--- begin ---

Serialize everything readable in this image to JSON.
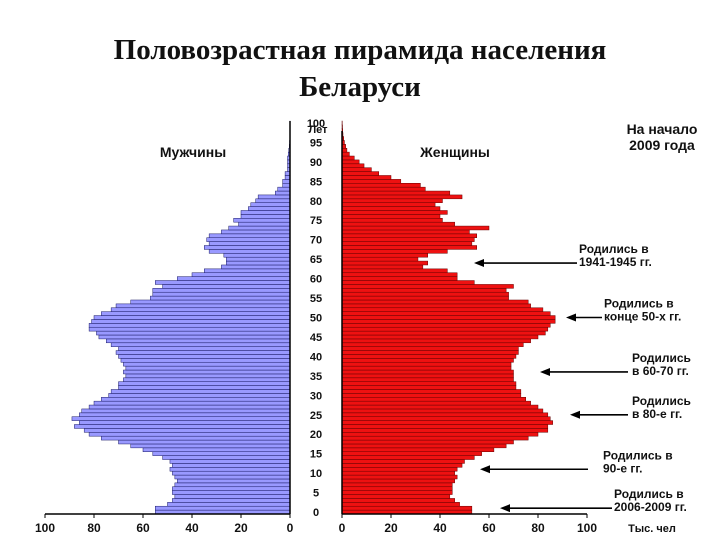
{
  "slide": {
    "title_line1": "Половозрастная пирамида населения",
    "title_line2": "Беларуси"
  },
  "chart_data": {
    "type": "bar",
    "orientation": "horizontal-pyramid",
    "title": "",
    "corner_note": "На начало 2009 года",
    "series": [
      {
        "name": "Мужчины",
        "color": "#9999ff",
        "side": "left"
      },
      {
        "name": "Женщины",
        "color": "#ee1111",
        "side": "right"
      }
    ],
    "age_axis": {
      "label": "Лет",
      "ticks": [
        "0",
        "5",
        "10",
        "15",
        "20",
        "25",
        "30",
        "35",
        "40",
        "45",
        "50",
        "55",
        "60",
        "65",
        "70",
        "75",
        "80",
        "85",
        "90",
        "95",
        "100"
      ]
    },
    "x_axis_male": {
      "ticks": [
        "100",
        "80",
        "60",
        "40",
        "20",
        "0"
      ]
    },
    "x_axis_female": {
      "ticks": [
        "0",
        "20",
        "40",
        "60",
        "80",
        "100"
      ],
      "unit": "Тыс. чел"
    },
    "xlim": [
      0,
      100
    ],
    "age_groups": "single years 0-100",
    "male": [
      55,
      55,
      50,
      48,
      47,
      48,
      48,
      47,
      46,
      47,
      48,
      49,
      48,
      49,
      52,
      56,
      60,
      65,
      70,
      77,
      82,
      84,
      88,
      86,
      89,
      86,
      85,
      82,
      80,
      77,
      74,
      73,
      70,
      70,
      68,
      67,
      68,
      67,
      68,
      69,
      70,
      71,
      70,
      73,
      75,
      78,
      79,
      82,
      82,
      81,
      80,
      77,
      73,
      71,
      65,
      57,
      56,
      56,
      52,
      55,
      46,
      40,
      35,
      28,
      26,
      26,
      27,
      33,
      35,
      33,
      34,
      33,
      28,
      25,
      21,
      23,
      20,
      20,
      17,
      16,
      14,
      13,
      6,
      5,
      3,
      3,
      2,
      2,
      1,
      1,
      1,
      1,
      0.7,
      0.5,
      0.3,
      0.2,
      0.1,
      0.1,
      0.05,
      0.02,
      0.01
    ],
    "female": [
      53,
      53,
      48,
      46,
      44,
      45,
      45,
      45,
      46,
      47,
      46,
      47,
      49,
      50,
      54,
      57,
      62,
      67,
      70,
      76,
      80,
      84,
      84,
      86,
      85,
      84,
      82,
      80,
      77,
      75,
      73,
      73,
      71,
      71,
      70,
      70,
      70,
      69,
      69,
      70,
      71,
      72,
      72,
      74,
      77,
      80,
      83,
      84,
      85,
      87,
      87,
      85,
      82,
      77,
      76,
      68,
      68,
      67,
      70,
      54,
      47,
      47,
      43,
      33,
      35,
      31,
      35,
      43,
      55,
      53,
      54,
      55,
      52,
      60,
      46,
      41,
      40,
      43,
      40,
      38,
      41,
      49,
      44,
      34,
      32,
      24,
      20,
      15,
      12,
      9,
      7,
      5,
      3,
      2,
      1.5,
      1,
      0.7,
      0.4,
      0.3,
      0.2,
      0.1
    ],
    "annotations": [
      {
        "text_line1": "Родились в",
        "text_line2": "1941-1945 гг.",
        "age": 64
      },
      {
        "text_line1": "Родились в",
        "text_line2": "конце 50-х гг.",
        "age": 50
      },
      {
        "text_line1": "Родились",
        "text_line2": "в 60-70 гг.",
        "age": 36
      },
      {
        "text_line1": "Родились",
        "text_line2": "в 80-е гг.",
        "age": 25
      },
      {
        "text_line1": "Родились в",
        "text_line2": "90-е гг.",
        "age": 11
      },
      {
        "text_line1": "Родились в",
        "text_line2": "2006-2009 гг.",
        "age": 1
      }
    ]
  }
}
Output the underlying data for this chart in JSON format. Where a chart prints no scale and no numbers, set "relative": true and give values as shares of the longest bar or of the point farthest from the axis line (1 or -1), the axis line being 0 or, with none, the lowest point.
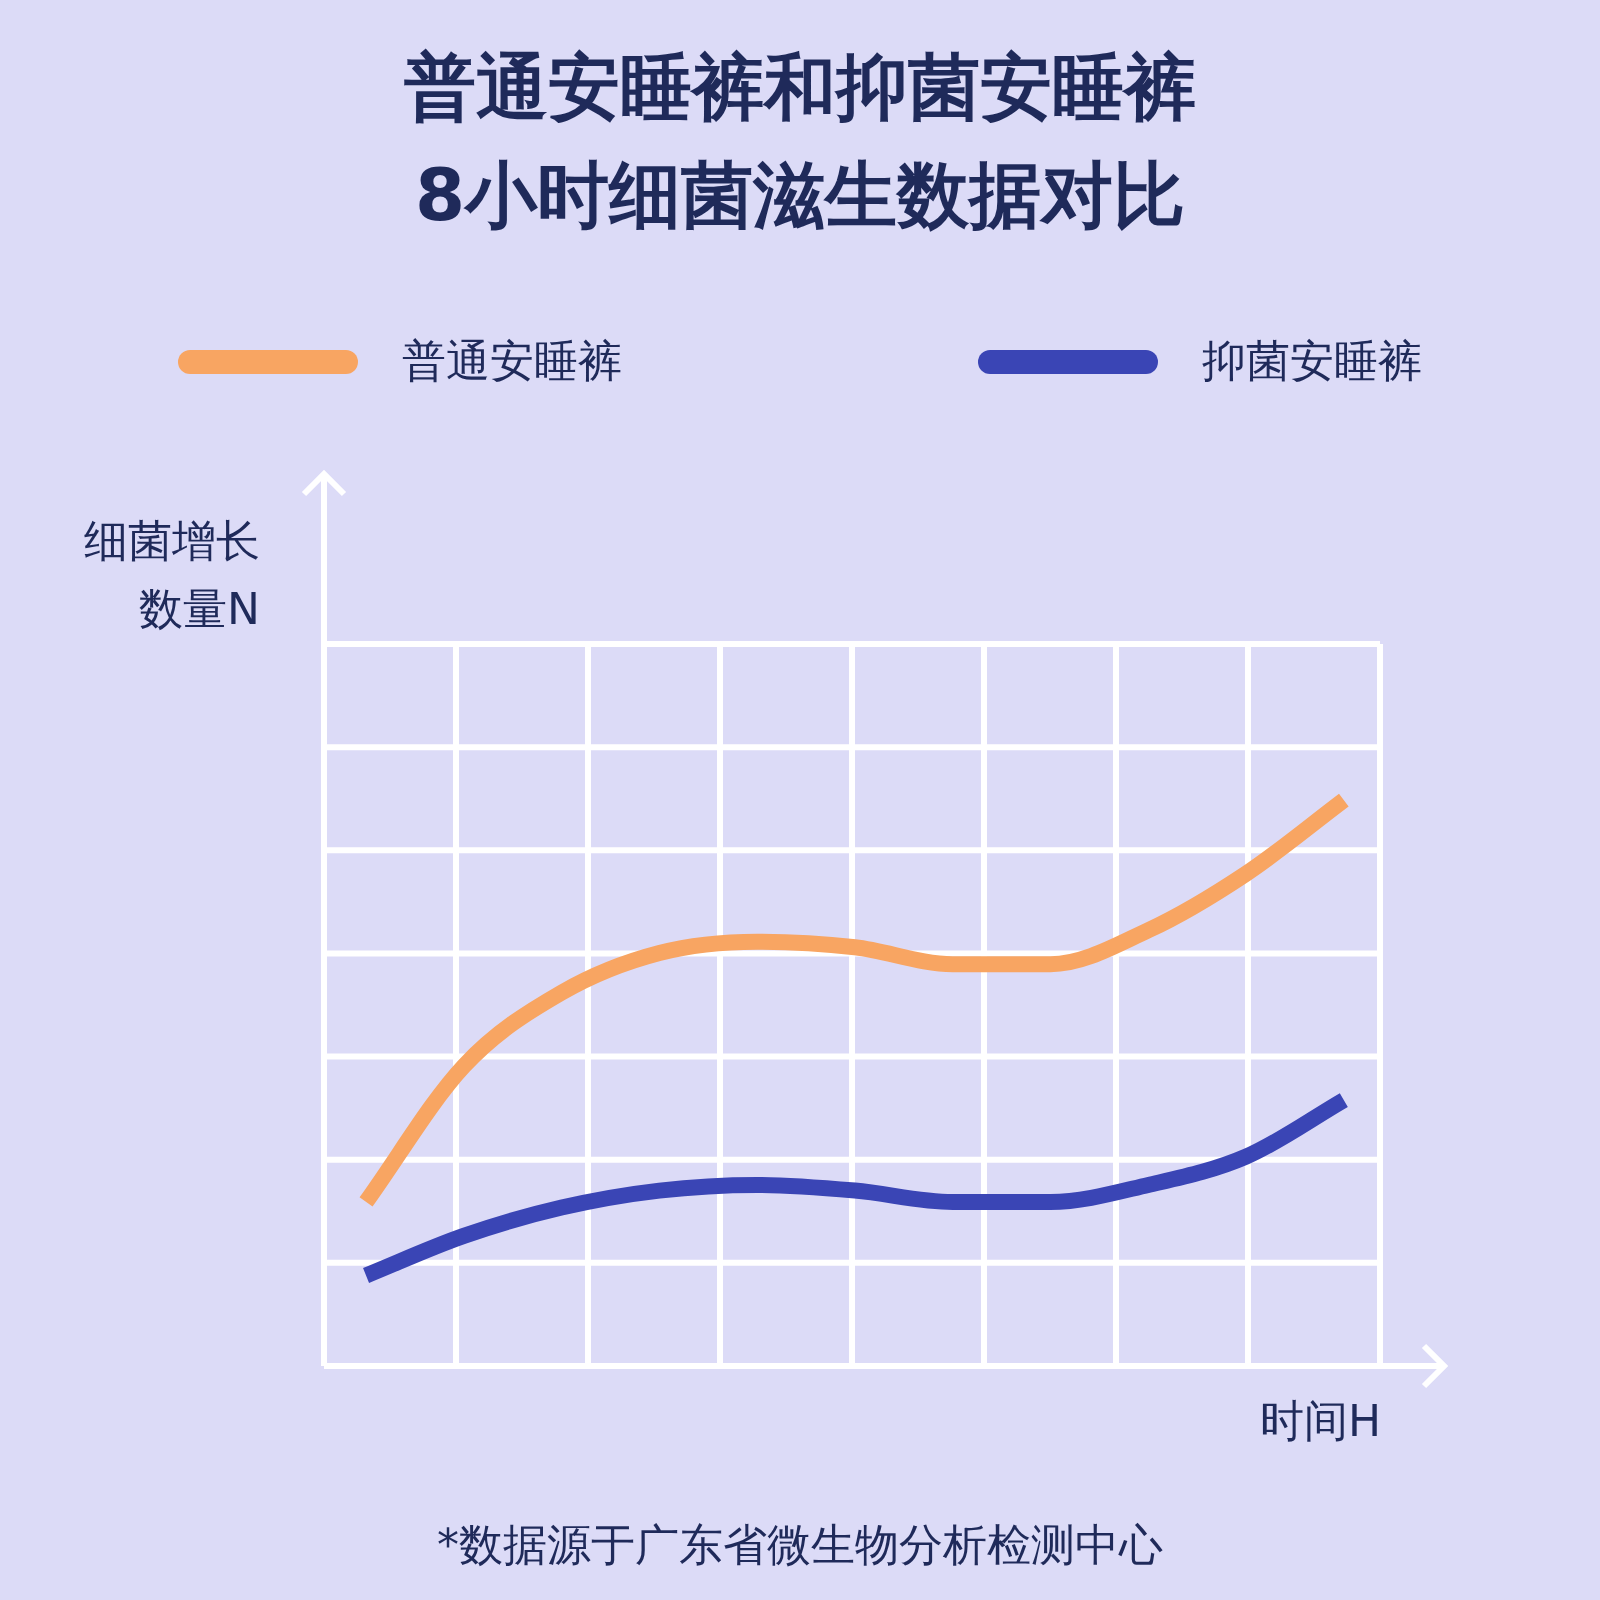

--- end ---

Quote the full listing above word for word; exclude every picture from the copy.

> [WORKED SOLUTION]
Serialize everything readable in this image to JSON.
{
  "slide": {
    "title_line1": "Половозрастная пирамида населения",
    "title_line2": "Беларуси"
  },
  "chart_data": {
    "type": "bar",
    "orientation": "horizontal-pyramid",
    "title": "",
    "corner_note": "На начало 2009 года",
    "series": [
      {
        "name": "Мужчины",
        "color": "#9999ff",
        "side": "left"
      },
      {
        "name": "Женщины",
        "color": "#ee1111",
        "side": "right"
      }
    ],
    "age_axis": {
      "label": "Лет",
      "ticks": [
        "0",
        "5",
        "10",
        "15",
        "20",
        "25",
        "30",
        "35",
        "40",
        "45",
        "50",
        "55",
        "60",
        "65",
        "70",
        "75",
        "80",
        "85",
        "90",
        "95",
        "100"
      ]
    },
    "x_axis_male": {
      "ticks": [
        "100",
        "80",
        "60",
        "40",
        "20",
        "0"
      ]
    },
    "x_axis_female": {
      "ticks": [
        "0",
        "20",
        "40",
        "60",
        "80",
        "100"
      ],
      "unit": "Тыс. чел"
    },
    "xlim": [
      0,
      100
    ],
    "age_groups": "single years 0-100",
    "male": [
      55,
      55,
      50,
      48,
      47,
      48,
      48,
      47,
      46,
      47,
      48,
      49,
      48,
      49,
      52,
      56,
      60,
      65,
      70,
      77,
      82,
      84,
      88,
      86,
      89,
      86,
      85,
      82,
      80,
      77,
      74,
      73,
      70,
      70,
      68,
      67,
      68,
      67,
      68,
      69,
      70,
      71,
      70,
      73,
      75,
      78,
      79,
      82,
      82,
      81,
      80,
      77,
      73,
      71,
      65,
      57,
      56,
      56,
      52,
      55,
      46,
      40,
      35,
      28,
      26,
      26,
      27,
      33,
      35,
      33,
      34,
      33,
      28,
      25,
      21,
      23,
      20,
      20,
      17,
      16,
      14,
      13,
      6,
      5,
      3,
      3,
      2,
      2,
      1,
      1,
      1,
      1,
      0.7,
      0.5,
      0.3,
      0.2,
      0.1,
      0.1,
      0.05,
      0.02,
      0.01
    ],
    "female": [
      53,
      53,
      48,
      46,
      44,
      45,
      45,
      45,
      46,
      47,
      46,
      47,
      49,
      50,
      54,
      57,
      62,
      67,
      70,
      76,
      80,
      84,
      84,
      86,
      85,
      84,
      82,
      80,
      77,
      75,
      73,
      73,
      71,
      71,
      70,
      70,
      70,
      69,
      69,
      70,
      71,
      72,
      72,
      74,
      77,
      80,
      83,
      84,
      85,
      87,
      87,
      85,
      82,
      77,
      76,
      68,
      68,
      67,
      70,
      54,
      47,
      47,
      43,
      33,
      35,
      31,
      35,
      43,
      55,
      53,
      54,
      55,
      52,
      60,
      46,
      41,
      40,
      43,
      40,
      38,
      41,
      49,
      44,
      34,
      32,
      24,
      20,
      15,
      12,
      9,
      7,
      5,
      3,
      2,
      1.5,
      1,
      0.7,
      0.4,
      0.3,
      0.2,
      0.1
    ],
    "annotations": [
      {
        "text_line1": "Родились в",
        "text_line2": "1941-1945 гг.",
        "age": 64
      },
      {
        "text_line1": "Родились в",
        "text_line2": "конце 50-х гг.",
        "age": 50
      },
      {
        "text_line1": "Родились",
        "text_line2": "в 60-70 гг.",
        "age": 36
      },
      {
        "text_line1": "Родились",
        "text_line2": "в 80-е гг.",
        "age": 25
      },
      {
        "text_line1": "Родились в",
        "text_line2": "90-е гг.",
        "age": 11
      },
      {
        "text_line1": "Родились в",
        "text_line2": "2006-2009 гг.",
        "age": 1
      }
    ]
  }
}
Output the underlying data for this chart in JSON format. Where a chart prints no scale and no numbers, set "relative": true and give values as shares of the longest bar or of the point farthest from the axis line (1 or -1), the axis line being 0 or, with none, the lowest point.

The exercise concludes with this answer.